Task details => Images do not belong in the copy. Retype all the entries below exactly.
^^^^^^^^^^^^^^^^
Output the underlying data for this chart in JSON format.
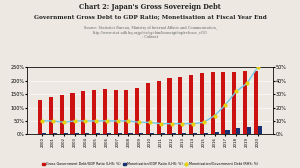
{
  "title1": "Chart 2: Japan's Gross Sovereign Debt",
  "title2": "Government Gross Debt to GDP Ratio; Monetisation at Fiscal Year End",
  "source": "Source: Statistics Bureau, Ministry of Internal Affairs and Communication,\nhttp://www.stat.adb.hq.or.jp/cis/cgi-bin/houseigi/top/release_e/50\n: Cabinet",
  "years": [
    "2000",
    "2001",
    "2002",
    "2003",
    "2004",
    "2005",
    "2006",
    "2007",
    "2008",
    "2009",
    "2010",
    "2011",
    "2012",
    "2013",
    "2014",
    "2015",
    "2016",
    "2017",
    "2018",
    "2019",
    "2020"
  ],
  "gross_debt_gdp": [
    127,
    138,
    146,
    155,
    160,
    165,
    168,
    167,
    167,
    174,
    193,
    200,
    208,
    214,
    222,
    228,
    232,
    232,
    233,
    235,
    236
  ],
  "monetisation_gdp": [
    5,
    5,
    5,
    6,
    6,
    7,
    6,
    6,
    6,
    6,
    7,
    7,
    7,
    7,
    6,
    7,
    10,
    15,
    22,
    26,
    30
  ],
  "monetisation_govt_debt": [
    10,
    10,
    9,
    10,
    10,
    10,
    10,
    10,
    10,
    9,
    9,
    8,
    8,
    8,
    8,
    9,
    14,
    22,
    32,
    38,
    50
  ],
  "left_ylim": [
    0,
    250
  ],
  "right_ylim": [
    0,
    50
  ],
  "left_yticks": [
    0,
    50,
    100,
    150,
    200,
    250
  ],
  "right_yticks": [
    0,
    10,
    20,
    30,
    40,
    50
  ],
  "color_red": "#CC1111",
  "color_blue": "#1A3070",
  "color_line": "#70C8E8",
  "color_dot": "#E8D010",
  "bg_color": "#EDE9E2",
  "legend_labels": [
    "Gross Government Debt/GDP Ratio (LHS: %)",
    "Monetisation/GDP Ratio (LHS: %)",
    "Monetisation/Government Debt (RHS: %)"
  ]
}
^^^^^^^^^^^^^^^^
Response below =>
Output the underlying data for this chart in JSON format.
{
  "title1": "Chart 2: Japan's Gross Sovereign Debt",
  "title2": "Government Gross Debt to GDP Ratio; Monetisation at Fiscal Year End",
  "source": "Source: Statistics Bureau, Ministry of Internal Affairs and Communication,\nhttp://www.stat.adb.hq.or.jp/cis/cgi-bin/houseigi/top/release_e/50\n: Cabinet",
  "years": [
    "2000",
    "2001",
    "2002",
    "2003",
    "2004",
    "2005",
    "2006",
    "2007",
    "2008",
    "2009",
    "2010",
    "2011",
    "2012",
    "2013",
    "2014",
    "2015",
    "2016",
    "2017",
    "2018",
    "2019",
    "2020"
  ],
  "gross_debt_gdp": [
    127,
    138,
    146,
    155,
    160,
    165,
    168,
    167,
    167,
    174,
    193,
    200,
    208,
    214,
    222,
    228,
    232,
    232,
    233,
    235,
    236
  ],
  "monetisation_gdp": [
    5,
    5,
    5,
    6,
    6,
    7,
    6,
    6,
    6,
    6,
    7,
    7,
    7,
    7,
    6,
    7,
    10,
    15,
    22,
    26,
    30
  ],
  "monetisation_govt_debt": [
    10,
    10,
    9,
    10,
    10,
    10,
    10,
    10,
    10,
    9,
    9,
    8,
    8,
    8,
    8,
    9,
    14,
    22,
    32,
    38,
    50
  ],
  "left_ylim": [
    0,
    250
  ],
  "right_ylim": [
    0,
    50
  ],
  "left_yticks": [
    0,
    50,
    100,
    150,
    200,
    250
  ],
  "right_yticks": [
    0,
    10,
    20,
    30,
    40,
    50
  ],
  "color_red": "#CC1111",
  "color_blue": "#1A3070",
  "color_line": "#70C8E8",
  "color_dot": "#E8D010",
  "bg_color": "#EDE9E2",
  "legend_labels": [
    "Gross Government Debt/GDP Ratio (LHS: %)",
    "Monetisation/GDP Ratio (LHS: %)",
    "Monetisation/Government Debt (RHS: %)"
  ]
}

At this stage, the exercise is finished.